- _OBJECTIVE_
Lines that contain the string "name" are to be copied; leave out all others.

- _RECORDS PROVIDED_
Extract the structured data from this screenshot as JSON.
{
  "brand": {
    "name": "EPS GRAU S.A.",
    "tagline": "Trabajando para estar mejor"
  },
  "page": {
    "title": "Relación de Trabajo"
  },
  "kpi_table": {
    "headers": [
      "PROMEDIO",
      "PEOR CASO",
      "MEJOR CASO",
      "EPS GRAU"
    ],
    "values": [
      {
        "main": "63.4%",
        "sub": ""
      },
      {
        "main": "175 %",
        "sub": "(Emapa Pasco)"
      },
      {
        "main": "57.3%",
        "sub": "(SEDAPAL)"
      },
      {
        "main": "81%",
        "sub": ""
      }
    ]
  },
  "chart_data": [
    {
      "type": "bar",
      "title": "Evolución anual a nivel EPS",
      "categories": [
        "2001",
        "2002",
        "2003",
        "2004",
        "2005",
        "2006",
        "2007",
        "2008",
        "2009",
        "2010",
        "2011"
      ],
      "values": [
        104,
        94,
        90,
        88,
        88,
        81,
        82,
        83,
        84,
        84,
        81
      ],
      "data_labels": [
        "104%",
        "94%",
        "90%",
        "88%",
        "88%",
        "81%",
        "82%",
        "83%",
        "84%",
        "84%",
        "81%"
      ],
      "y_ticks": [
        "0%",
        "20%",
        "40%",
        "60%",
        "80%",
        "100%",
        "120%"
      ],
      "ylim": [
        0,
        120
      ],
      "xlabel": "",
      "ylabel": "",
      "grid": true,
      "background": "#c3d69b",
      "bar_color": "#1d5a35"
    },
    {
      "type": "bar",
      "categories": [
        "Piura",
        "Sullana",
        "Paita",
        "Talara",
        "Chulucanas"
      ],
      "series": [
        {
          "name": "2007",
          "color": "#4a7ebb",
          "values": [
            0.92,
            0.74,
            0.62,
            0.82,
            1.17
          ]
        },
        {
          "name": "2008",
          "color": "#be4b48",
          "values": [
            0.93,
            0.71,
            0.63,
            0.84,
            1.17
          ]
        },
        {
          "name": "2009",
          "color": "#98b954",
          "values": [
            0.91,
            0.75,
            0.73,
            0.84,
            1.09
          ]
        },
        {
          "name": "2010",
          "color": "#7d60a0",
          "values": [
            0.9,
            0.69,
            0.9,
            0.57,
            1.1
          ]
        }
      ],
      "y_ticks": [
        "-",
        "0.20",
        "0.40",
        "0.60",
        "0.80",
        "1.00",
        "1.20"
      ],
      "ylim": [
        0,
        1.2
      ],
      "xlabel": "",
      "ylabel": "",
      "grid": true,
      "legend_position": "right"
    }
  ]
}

- _EXERCISE SOLUTION_
    "name": "EPS GRAU S.A.",
          "name": "2007",
          "name": "2008",
          "name": "2009",
          "name": "2010",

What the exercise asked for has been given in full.